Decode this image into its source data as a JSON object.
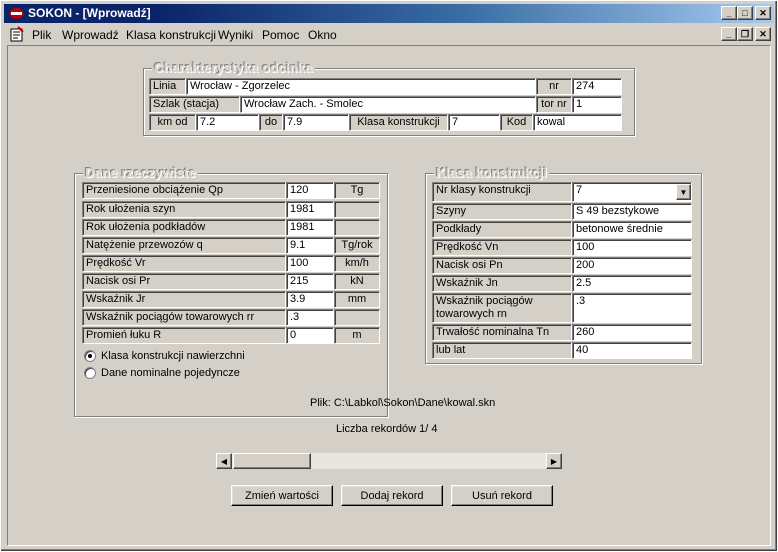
{
  "window": {
    "title": "SOKON - [Wprowadź]"
  },
  "menu": [
    "Plik",
    "Wprowadź",
    "Klasa konstrukcji",
    "Wyniki",
    "Pomoc",
    "Okno"
  ],
  "charakterystyka": {
    "title": "Charakterystyka odcinka",
    "linia_label": "Linia",
    "linia_value": "Wrocław - Zgorzelec",
    "nr_label": "nr",
    "nr_value": "274",
    "szlak_label": "Szlak (stacja)",
    "szlak_value": "Wrocław Zach. - Smolec",
    "tornr_label": "tor nr",
    "tornr_value": "1",
    "kmod_label": "km od",
    "kmod_value": "7.2",
    "do_label": "do",
    "do_value": "7.9",
    "klasa_label": "Klasa konstrukcji",
    "klasa_value": "7",
    "kod_label": "Kod",
    "kod_value": "kowal"
  },
  "dane": {
    "title": "Dane rzeczywiste",
    "rows": [
      {
        "label": "Przeniesione obciążenie Qp",
        "value": "120",
        "unit": "Tg"
      },
      {
        "label": "Rok ułożenia szyn",
        "value": "1981",
        "unit": ""
      },
      {
        "label": "Rok ułożenia podkładów",
        "value": "1981",
        "unit": ""
      },
      {
        "label": "Natężenie przewozów q",
        "value": "9.1",
        "unit": "Tg/rok"
      },
      {
        "label": "Prędkość Vr",
        "value": "100",
        "unit": "km/h"
      },
      {
        "label": "Nacisk osi Pr",
        "value": "215",
        "unit": "kN"
      },
      {
        "label": "Wskaźnik Jr",
        "value": "3.9",
        "unit": "mm"
      },
      {
        "label": "Wskaźnik pociągów towarowych rr",
        "value": ".3",
        "unit": ""
      },
      {
        "label": "Promień łuku R",
        "value": "0",
        "unit": "m"
      }
    ],
    "radio1": "Klasa konstrukcji nawierzchni",
    "radio2": "Dane nominalne pojedyncze"
  },
  "klasa": {
    "title": "Klasa konstrukcji",
    "rows": [
      {
        "label": "Nr klasy konstrukcji",
        "value": "7"
      },
      {
        "label": "Szyny",
        "value": "S 49 bezstykowe"
      },
      {
        "label": "Podkłady",
        "value": "betonowe średnie"
      },
      {
        "label": "Prędkość Vn",
        "value": "100"
      },
      {
        "label": "Nacisk osi Pn",
        "value": "200"
      },
      {
        "label": "Wskaźnik Jn",
        "value": "2.5"
      },
      {
        "label": "Wskaźnik pociągów towarowych rn",
        "value": ".3"
      },
      {
        "label": "Trwałość nominalna Tn",
        "value": "260"
      },
      {
        "label": "lub lat",
        "value": "40"
      }
    ]
  },
  "file_text": "Plik: C:\\Labkol\\Sokon\\Dane\\kowal.skn",
  "records_text": "Liczba rekordów  1/ 4",
  "buttons": {
    "change": "Zmień wartości",
    "add": "Dodaj rekord",
    "delete": "Usuń rekord"
  }
}
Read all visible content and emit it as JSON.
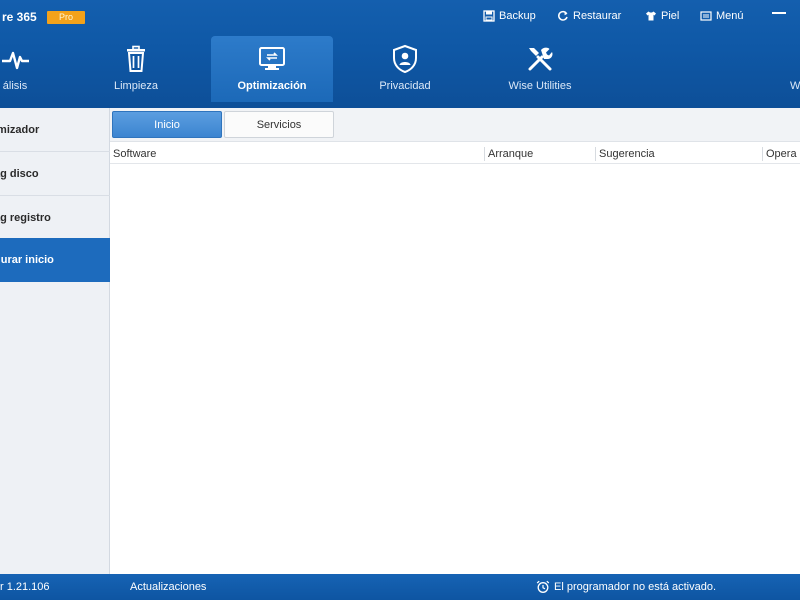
{
  "app": {
    "title": "re 365",
    "badge": "Pro"
  },
  "top_actions": {
    "backup": "Backup",
    "restore": "Restaurar",
    "skin": "Piel",
    "menu": "Menú"
  },
  "tabs": [
    {
      "label": "álisis",
      "icon": "pulse-icon"
    },
    {
      "label": "Limpieza",
      "icon": "trash-icon"
    },
    {
      "label": "Optimización",
      "icon": "monitor-icon",
      "active": true
    },
    {
      "label": "Privacidad",
      "icon": "shield-user-icon"
    },
    {
      "label": "Wise Utilities",
      "icon": "tools-icon"
    },
    {
      "label": "W",
      "icon": ""
    }
  ],
  "sidebar": {
    "items": [
      {
        "label": "imizador"
      },
      {
        "label": "ag disco"
      },
      {
        "label": "ag registro"
      },
      {
        "label": "gurar inicio",
        "active": true
      }
    ]
  },
  "subtabs": {
    "startup": "Inicio",
    "services": "Servicios"
  },
  "table": {
    "columns": [
      "Software",
      "Arranque",
      "Sugerencia",
      "Opera"
    ]
  },
  "status": {
    "version": "r 1.21.106",
    "updates": "Actualizaciones",
    "scheduler": "El programador no está activado."
  },
  "colors": {
    "header_blue": "#0f58a6",
    "active_tab": "#1c69b8",
    "sidebar_active": "#1d6bbd",
    "pro_badge": "#f3a21a"
  }
}
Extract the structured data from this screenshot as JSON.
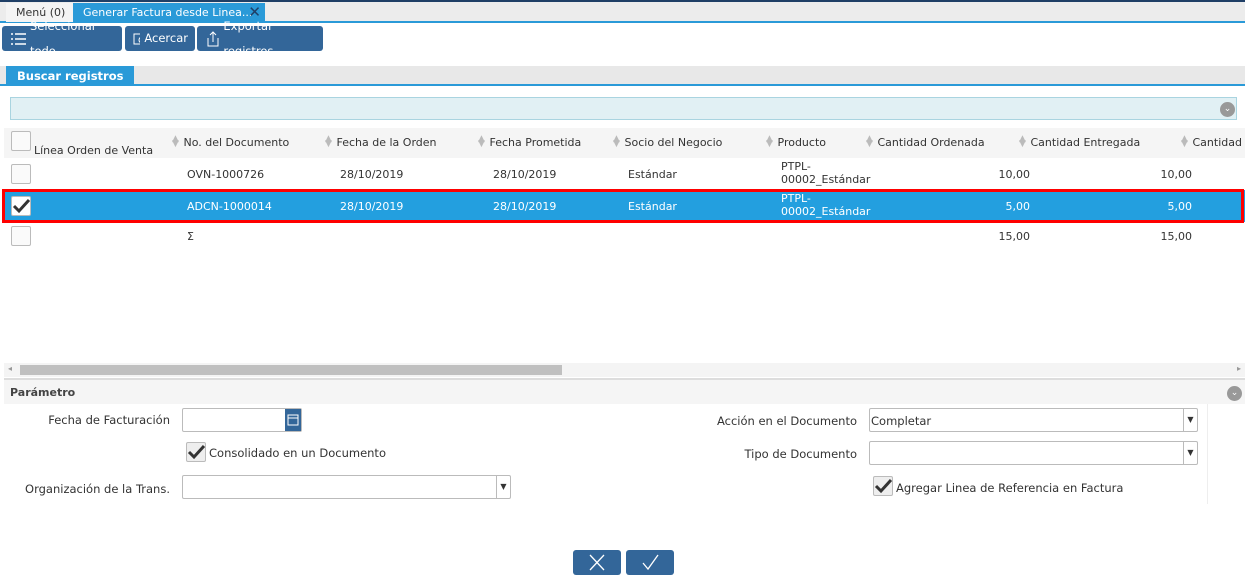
{
  "tabs": [
    {
      "label": "Menú (0)"
    },
    {
      "label": "Generar Factura desde Linea..."
    }
  ],
  "toolbar": {
    "select_all": "Seleccionar todo",
    "zoom": "Acercar",
    "export": "Exportar registros"
  },
  "search_tab": "Buscar registros",
  "grid": {
    "columns": [
      "Línea Orden de Venta",
      "No. del Documento",
      "Fecha de la Orden",
      "Fecha Prometida",
      "Socio del Negocio",
      "Producto",
      "Cantidad Ordenada",
      "Cantidad Entregada",
      "Cantidad I"
    ],
    "rows": [
      {
        "checked": false,
        "selected": false,
        "doc": "OVN-1000726",
        "order_date": "28/10/2019",
        "promised": "28/10/2019",
        "partner": "Estándar",
        "product_1": "PTPL-",
        "product_2": "00002_Estándar",
        "qty_ordered": "10,00",
        "qty_delivered": "10,00"
      },
      {
        "checked": true,
        "selected": true,
        "doc": "ADCN-1000014",
        "order_date": "28/10/2019",
        "promised": "28/10/2019",
        "partner": "Estándar",
        "product_1": "PTPL-",
        "product_2": "00002_Estándar",
        "qty_ordered": "5,00",
        "qty_delivered": "5,00"
      }
    ],
    "total": {
      "symbol": "Σ",
      "qty_ordered": "15,00",
      "qty_delivered": "15,00"
    }
  },
  "params": {
    "title": "Parámetro",
    "invoice_date_label": "Fecha de Facturación",
    "invoice_date": "",
    "consolidated_label": "Consolidado en un Documento",
    "consolidated": true,
    "org_label": "Organización de la Trans.",
    "org": "",
    "doc_action_label": "Acción en el Documento",
    "doc_action": "Completar",
    "doc_type_label": "Tipo de Documento",
    "doc_type": "",
    "add_ref_label": "Agregar Linea de Referencia en Factura",
    "add_ref": true
  },
  "colors": {
    "accent": "#2a9ad8",
    "button": "#336699",
    "selection": "#239fdf",
    "highlight": "#ff0000"
  }
}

● ● ● ●

— What you are asked to do —
Your copy should match the records word for word, with the pictures removed.

— Correct output —
Decode this image into its source data as a JSON object.
{
  "window": {
    "title": "SOKON - [Wprowadź]"
  },
  "menu": [
    "Plik",
    "Wprowadź",
    "Klasa konstrukcji",
    "Wyniki",
    "Pomoc",
    "Okno"
  ],
  "charakterystyka": {
    "title": "Charakterystyka odcinka",
    "linia_label": "Linia",
    "linia_value": "Wrocław - Zgorzelec",
    "nr_label": "nr",
    "nr_value": "274",
    "szlak_label": "Szlak (stacja)",
    "szlak_value": "Wrocław Zach. - Smolec",
    "tornr_label": "tor nr",
    "tornr_value": "1",
    "kmod_label": "km od",
    "kmod_value": "7.2",
    "do_label": "do",
    "do_value": "7.9",
    "klasa_label": "Klasa konstrukcji",
    "klasa_value": "7",
    "kod_label": "Kod",
    "kod_value": "kowal"
  },
  "dane": {
    "title": "Dane rzeczywiste",
    "rows": [
      {
        "label": "Przeniesione obciążenie Qp",
        "value": "120",
        "unit": "Tg"
      },
      {
        "label": "Rok ułożenia szyn",
        "value": "1981",
        "unit": ""
      },
      {
        "label": "Rok ułożenia podkładów",
        "value": "1981",
        "unit": ""
      },
      {
        "label": "Natężenie przewozów q",
        "value": "9.1",
        "unit": "Tg/rok"
      },
      {
        "label": "Prędkość Vr",
        "value": "100",
        "unit": "km/h"
      },
      {
        "label": "Nacisk osi Pr",
        "value": "215",
        "unit": "kN"
      },
      {
        "label": "Wskaźnik Jr",
        "value": "3.9",
        "unit": "mm"
      },
      {
        "label": "Wskaźnik pociągów towarowych rr",
        "value": ".3",
        "unit": ""
      },
      {
        "label": "Promień łuku R",
        "value": "0",
        "unit": "m"
      }
    ],
    "radio1": "Klasa konstrukcji nawierzchni",
    "radio2": "Dane nominalne pojedyncze"
  },
  "klasa": {
    "title": "Klasa konstrukcji",
    "rows": [
      {
        "label": "Nr klasy konstrukcji",
        "value": "7"
      },
      {
        "label": "Szyny",
        "value": "S 49 bezstykowe"
      },
      {
        "label": "Podkłady",
        "value": "betonowe średnie"
      },
      {
        "label": "Prędkość Vn",
        "value": "100"
      },
      {
        "label": "Nacisk osi Pn",
        "value": "200"
      },
      {
        "label": "Wskaźnik Jn",
        "value": "2.5"
      },
      {
        "label": "Wskaźnik pociągów towarowych rn",
        "value": ".3"
      },
      {
        "label": "Trwałość nominalna Tn",
        "value": "260"
      },
      {
        "label": "lub lat",
        "value": "40"
      }
    ]
  },
  "file_text": "Plik: C:\\Labkol\\Sokon\\Dane\\kowal.skn",
  "records_text": "Liczba rekordów  1/ 4",
  "buttons": {
    "change": "Zmień wartości",
    "add": "Dodaj rekord",
    "delete": "Usuń rekord"
  }
}
Read all visible content and emit it as JSON.
{
  "app": {
    "title": "re 365",
    "badge": "Pro"
  },
  "top_actions": {
    "backup": "Backup",
    "restore": "Restaurar",
    "skin": "Piel",
    "menu": "Menú"
  },
  "tabs": [
    {
      "label": "álisis",
      "icon": "pulse-icon"
    },
    {
      "label": "Limpieza",
      "icon": "trash-icon"
    },
    {
      "label": "Optimización",
      "icon": "monitor-icon",
      "active": true
    },
    {
      "label": "Privacidad",
      "icon": "shield-user-icon"
    },
    {
      "label": "Wise Utilities",
      "icon": "tools-icon"
    },
    {
      "label": "W",
      "icon": ""
    }
  ],
  "sidebar": {
    "items": [
      {
        "label": "imizador"
      },
      {
        "label": "ag disco"
      },
      {
        "label": "ag registro"
      },
      {
        "label": "gurar inicio",
        "active": true
      }
    ]
  },
  "subtabs": {
    "startup": "Inicio",
    "services": "Servicios"
  },
  "table": {
    "columns": [
      "Software",
      "Arranque",
      "Sugerencia",
      "Opera"
    ]
  },
  "status": {
    "version": "r 1.21.106",
    "updates": "Actualizaciones",
    "scheduler": "El programador no está activado."
  },
  "colors": {
    "header_blue": "#0f58a6",
    "active_tab": "#1c69b8",
    "sidebar_active": "#1d6bbd",
    "pro_badge": "#f3a21a"
  }
}
Extract the structured data from this screenshot as JSON.
{
  "tabs": [
    {
      "label": "Menú (0)"
    },
    {
      "label": "Generar Factura desde Linea..."
    }
  ],
  "toolbar": {
    "select_all": "Seleccionar todo",
    "zoom": "Acercar",
    "export": "Exportar registros"
  },
  "search_tab": "Buscar registros",
  "grid": {
    "columns": [
      "Línea Orden de Venta",
      "No. del Documento",
      "Fecha de la Orden",
      "Fecha Prometida",
      "Socio del Negocio",
      "Producto",
      "Cantidad Ordenada",
      "Cantidad Entregada",
      "Cantidad I"
    ],
    "rows": [
      {
        "checked": false,
        "selected": false,
        "doc": "OVN-1000726",
        "order_date": "28/10/2019",
        "promised": "28/10/2019",
        "partner": "Estándar",
        "product_1": "PTPL-",
        "product_2": "00002_Estándar",
        "qty_ordered": "10,00",
        "qty_delivered": "10,00"
      },
      {
        "checked": true,
        "selected": true,
        "doc": "ADCN-1000014",
        "order_date": "28/10/2019",
        "promised": "28/10/2019",
        "partner": "Estándar",
        "product_1": "PTPL-",
        "product_2": "00002_Estándar",
        "qty_ordered": "5,00",
        "qty_delivered": "5,00"
      }
    ],
    "total": {
      "symbol": "Σ",
      "qty_ordered": "15,00",
      "qty_delivered": "15,00"
    }
  },
  "params": {
    "title": "Parámetro",
    "invoice_date_label": "Fecha de Facturación",
    "invoice_date": "",
    "consolidated_label": "Consolidado en un Documento",
    "consolidated": true,
    "org_label": "Organización de la Trans.",
    "org": "",
    "doc_action_label": "Acción en el Documento",
    "doc_action": "Completar",
    "doc_type_label": "Tipo de Documento",
    "doc_type": "",
    "add_ref_label": "Agregar Linea de Referencia en Factura",
    "add_ref": true
  },
  "colors": {
    "accent": "#2a9ad8",
    "button": "#336699",
    "selection": "#239fdf",
    "highlight": "#ff0000"
  }
}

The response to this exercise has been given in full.